------ DOCUMENT SECTION

In related news, ‘Gorgeous’ George Galloway stood as an independent in West Bromwich East and got 489 votes. And two days later, he released a video of himself, wearing a fine burgundy waistcoat and standing in front of a Christmas tree, as he announced the launch of a new party, the Workers Party of Britain – ‘for real Brexit and real Labour’. Because what the world needs now is another far-left sect.
Winner – Nicola Sturgeon
Not the SNP, despite its slight increase in vote-share, and disproportionate increase in MPs, but Sturgeon herself, whose stock has risen a little further. Indeed, as far as the national UK media are concerned, she is the SNP, and this election confirmed that impression in spades. She was all over the TV and radio, demanding to be included in every leaders’ debate – even though she was not actually standing in the election. For those with an attachment to democratic accountability, it felt a little uncomfortable, a bit like a party still being led from the House of Lords. And for those with an attachment to the United Kingdom, it was a source of regret that the prospect of Scottish independence was being raised yet again. But for Sturgeon herself, it’s all been a triumph.

------------
------ INFORMATION PROVIDED

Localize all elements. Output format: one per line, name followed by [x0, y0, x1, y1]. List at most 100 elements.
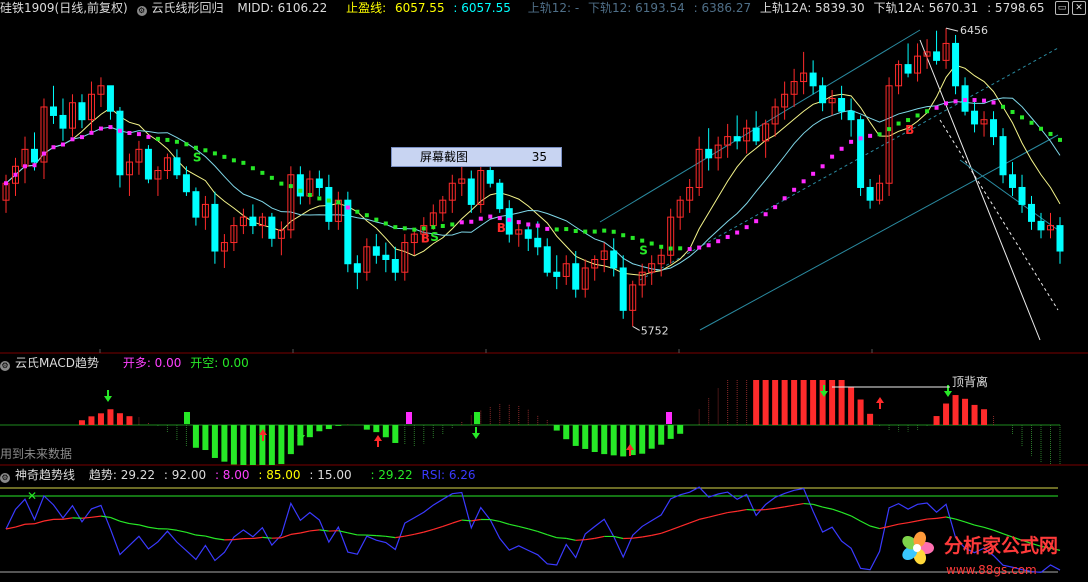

------------

AIM: Please write out the election commentary above in full, word for word.

TASK RESULT:
In related news, ‘Gorgeous’ George Galloway stood as an independent in West Bromwich East and got 489 votes. And two days later, he released a video of himself, wearing a fine burgundy waistcoat and standing in front of a Christmas tree, as he announced the launch of a new party, the Workers Party of Britain – ‘for real Brexit and real Labour’. Because what the world needs now is another far-left sect.
Winner – Nicola Sturgeon
Not the SNP, despite its slight increase in vote-share, and disproportionate increase in MPs, but Sturgeon herself, whose stock has risen a little further. Indeed, as far as the national UK media are concerned, she is the SNP, and this election confirmed that impression in spades. She was all over the TV and radio, demanding to be included in every leaders’ debate – even though she was not actually standing in the election. For those with an attachment to democratic accountability, it felt a little uncomfortable, a bit like a party still being led from the House of Lords. And for those with an attachment to the United Kingdom, it was a source of regret that the prospect of Scottish independence was being raised yet again. But for Sturgeon herself, it’s all been a triumph.